● **Recorded information**:

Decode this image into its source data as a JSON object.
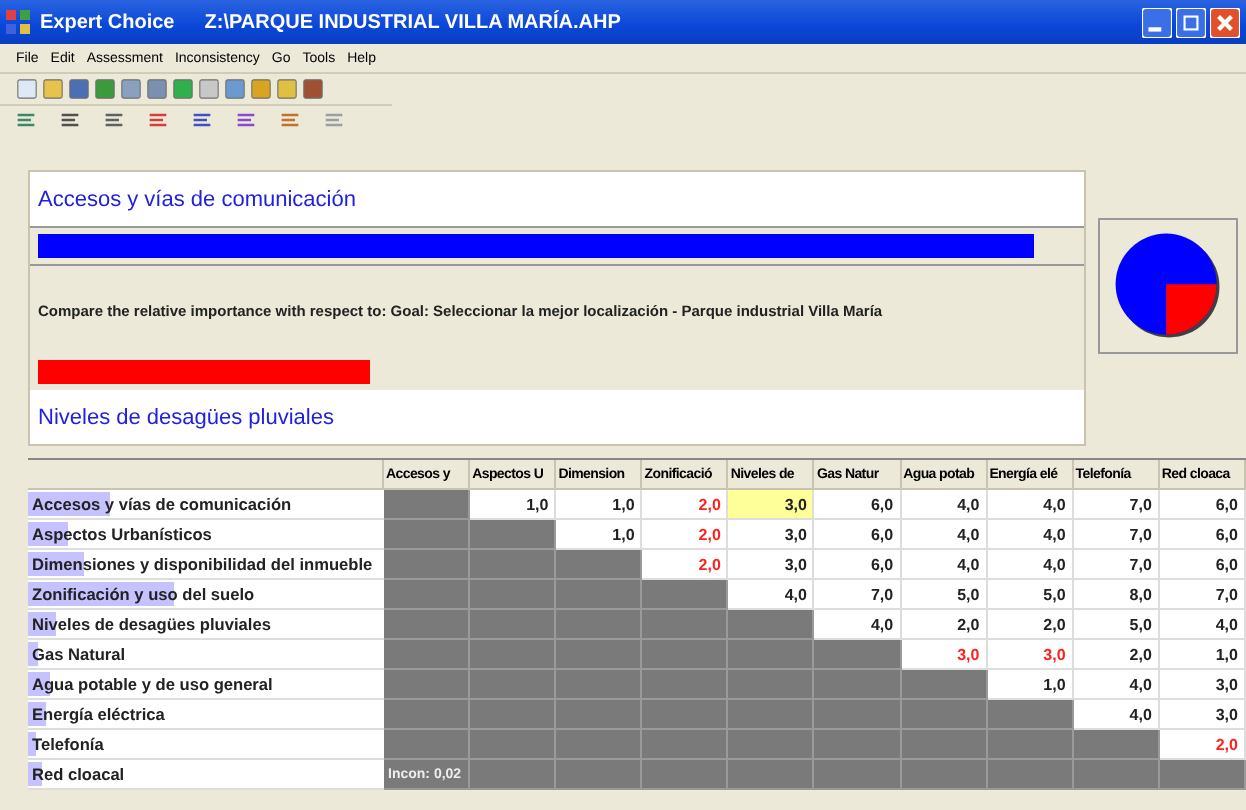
{
  "window": {
    "app": "Expert Choice",
    "file": "Z:\\PARQUE INDUSTRIAL VILLA MARÍA.AHP"
  },
  "menu": [
    "File",
    "Edit",
    "Assessment",
    "Inconsistency",
    "Go",
    "Tools",
    "Help"
  ],
  "comparison": {
    "top": {
      "label": "Accesos y vías de comunicación",
      "level": 0.96
    },
    "prompt": "Compare the relative importance with respect to: Goal: Seleccionar la mejor localización - Parque industrial Villa María",
    "bottom": {
      "label": "Niveles de desagües pluviales",
      "level": 0.32
    }
  },
  "matrix": {
    "columns": [
      "Accesos y",
      "Aspectos U",
      "Dimension",
      "Zonificació",
      "Niveles de",
      "Gas Natur",
      "Agua potab",
      "Energía elé",
      "Telefonía",
      "Red cloaca"
    ],
    "rows": [
      {
        "label": "Accesos y vías de comunicación",
        "level": 0.23,
        "cells": [
          {
            "kind": "blank"
          },
          {
            "kind": "value",
            "text": "1,0",
            "inverse": false,
            "selected": false
          },
          {
            "kind": "value",
            "text": "1,0",
            "inverse": false,
            "selected": false
          },
          {
            "kind": "value",
            "text": "2,0",
            "inverse": true,
            "selected": false
          },
          {
            "kind": "value",
            "text": "3,0",
            "inverse": false,
            "selected": true
          },
          {
            "kind": "value",
            "text": "6,0",
            "inverse": false,
            "selected": false
          },
          {
            "kind": "value",
            "text": "4,0",
            "inverse": false,
            "selected": false
          },
          {
            "kind": "value",
            "text": "4,0",
            "inverse": false,
            "selected": false
          },
          {
            "kind": "value",
            "text": "7,0",
            "inverse": false,
            "selected": false
          },
          {
            "kind": "value",
            "text": "6,0",
            "inverse": false,
            "selected": false
          }
        ]
      },
      {
        "label": "Aspectos Urbanísticos",
        "level": 0.11,
        "cells": [
          {
            "kind": "blank"
          },
          {
            "kind": "blank"
          },
          {
            "kind": "value",
            "text": "1,0",
            "inverse": false,
            "selected": false
          },
          {
            "kind": "value",
            "text": "2,0",
            "inverse": true,
            "selected": false
          },
          {
            "kind": "value",
            "text": "3,0",
            "inverse": false,
            "selected": false
          },
          {
            "kind": "value",
            "text": "6,0",
            "inverse": false,
            "selected": false
          },
          {
            "kind": "value",
            "text": "4,0",
            "inverse": false,
            "selected": false
          },
          {
            "kind": "value",
            "text": "4,0",
            "inverse": false,
            "selected": false
          },
          {
            "kind": "value",
            "text": "7,0",
            "inverse": false,
            "selected": false
          },
          {
            "kind": "value",
            "text": "6,0",
            "inverse": false,
            "selected": false
          }
        ]
      },
      {
        "label": "Dimensiones y disponibilidad del inmueble",
        "level": 0.16,
        "cells": [
          {
            "kind": "blank"
          },
          {
            "kind": "blank"
          },
          {
            "kind": "blank"
          },
          {
            "kind": "value",
            "text": "2,0",
            "inverse": true,
            "selected": false
          },
          {
            "kind": "value",
            "text": "3,0",
            "inverse": false,
            "selected": false
          },
          {
            "kind": "value",
            "text": "6,0",
            "inverse": false,
            "selected": false
          },
          {
            "kind": "value",
            "text": "4,0",
            "inverse": false,
            "selected": false
          },
          {
            "kind": "value",
            "text": "4,0",
            "inverse": false,
            "selected": false
          },
          {
            "kind": "value",
            "text": "7,0",
            "inverse": false,
            "selected": false
          },
          {
            "kind": "value",
            "text": "6,0",
            "inverse": false,
            "selected": false
          }
        ]
      },
      {
        "label": "Zonificación y uso del suelo",
        "level": 0.41,
        "cells": [
          {
            "kind": "blank"
          },
          {
            "kind": "blank"
          },
          {
            "kind": "blank"
          },
          {
            "kind": "blank"
          },
          {
            "kind": "value",
            "text": "4,0",
            "inverse": false,
            "selected": false
          },
          {
            "kind": "value",
            "text": "7,0",
            "inverse": false,
            "selected": false
          },
          {
            "kind": "value",
            "text": "5,0",
            "inverse": false,
            "selected": false
          },
          {
            "kind": "value",
            "text": "5,0",
            "inverse": false,
            "selected": false
          },
          {
            "kind": "value",
            "text": "8,0",
            "inverse": false,
            "selected": false
          },
          {
            "kind": "value",
            "text": "7,0",
            "inverse": false,
            "selected": false
          }
        ]
      },
      {
        "label": "Niveles de desagües pluviales",
        "level": 0.08,
        "cells": [
          {
            "kind": "blank"
          },
          {
            "kind": "blank"
          },
          {
            "kind": "blank"
          },
          {
            "kind": "blank"
          },
          {
            "kind": "blank"
          },
          {
            "kind": "value",
            "text": "4,0",
            "inverse": false,
            "selected": false
          },
          {
            "kind": "value",
            "text": "2,0",
            "inverse": false,
            "selected": false
          },
          {
            "kind": "value",
            "text": "2,0",
            "inverse": false,
            "selected": false
          },
          {
            "kind": "value",
            "text": "5,0",
            "inverse": false,
            "selected": false
          },
          {
            "kind": "value",
            "text": "4,0",
            "inverse": false,
            "selected": false
          }
        ]
      },
      {
        "label": "Gas Natural",
        "level": 0.03,
        "cells": [
          {
            "kind": "blank"
          },
          {
            "kind": "blank"
          },
          {
            "kind": "blank"
          },
          {
            "kind": "blank"
          },
          {
            "kind": "blank"
          },
          {
            "kind": "blank"
          },
          {
            "kind": "value",
            "text": "3,0",
            "inverse": true,
            "selected": false
          },
          {
            "kind": "value",
            "text": "3,0",
            "inverse": true,
            "selected": false
          },
          {
            "kind": "value",
            "text": "2,0",
            "inverse": false,
            "selected": false
          },
          {
            "kind": "value",
            "text": "1,0",
            "inverse": false,
            "selected": false
          }
        ]
      },
      {
        "label": "Agua potable y de uso general",
        "level": 0.06,
        "cells": [
          {
            "kind": "blank"
          },
          {
            "kind": "blank"
          },
          {
            "kind": "blank"
          },
          {
            "kind": "blank"
          },
          {
            "kind": "blank"
          },
          {
            "kind": "blank"
          },
          {
            "kind": "blank"
          },
          {
            "kind": "value",
            "text": "1,0",
            "inverse": false,
            "selected": false
          },
          {
            "kind": "value",
            "text": "4,0",
            "inverse": false,
            "selected": false
          },
          {
            "kind": "value",
            "text": "3,0",
            "inverse": false,
            "selected": false
          }
        ]
      },
      {
        "label": "Energía eléctrica",
        "level": 0.05,
        "cells": [
          {
            "kind": "blank"
          },
          {
            "kind": "blank"
          },
          {
            "kind": "blank"
          },
          {
            "kind": "blank"
          },
          {
            "kind": "blank"
          },
          {
            "kind": "blank"
          },
          {
            "kind": "blank"
          },
          {
            "kind": "blank"
          },
          {
            "kind": "value",
            "text": "4,0",
            "inverse": false,
            "selected": false
          },
          {
            "kind": "value",
            "text": "3,0",
            "inverse": false,
            "selected": false
          }
        ]
      },
      {
        "label": "Telefonía",
        "level": 0.02,
        "cells": [
          {
            "kind": "blank"
          },
          {
            "kind": "blank"
          },
          {
            "kind": "blank"
          },
          {
            "kind": "blank"
          },
          {
            "kind": "blank"
          },
          {
            "kind": "blank"
          },
          {
            "kind": "blank"
          },
          {
            "kind": "blank"
          },
          {
            "kind": "blank"
          },
          {
            "kind": "value",
            "text": "2,0",
            "inverse": true,
            "selected": false
          }
        ]
      },
      {
        "label": "Red cloacal",
        "level": 0.04,
        "cells": [
          {
            "kind": "note",
            "text": "Incon: 0,02"
          },
          {
            "kind": "blank"
          },
          {
            "kind": "blank"
          },
          {
            "kind": "blank"
          },
          {
            "kind": "blank"
          },
          {
            "kind": "blank"
          },
          {
            "kind": "blank"
          },
          {
            "kind": "blank"
          },
          {
            "kind": "blank"
          },
          {
            "kind": "blank"
          }
        ]
      }
    ]
  }
}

● **Your task**:
Go through the preceding material and copy each line that has the word "Accesos".

● **Reply to the task**:
      "label": "Accesos y vías de comunicación",
      "Accesos y",
        "label": "Accesos y vías de comunicación",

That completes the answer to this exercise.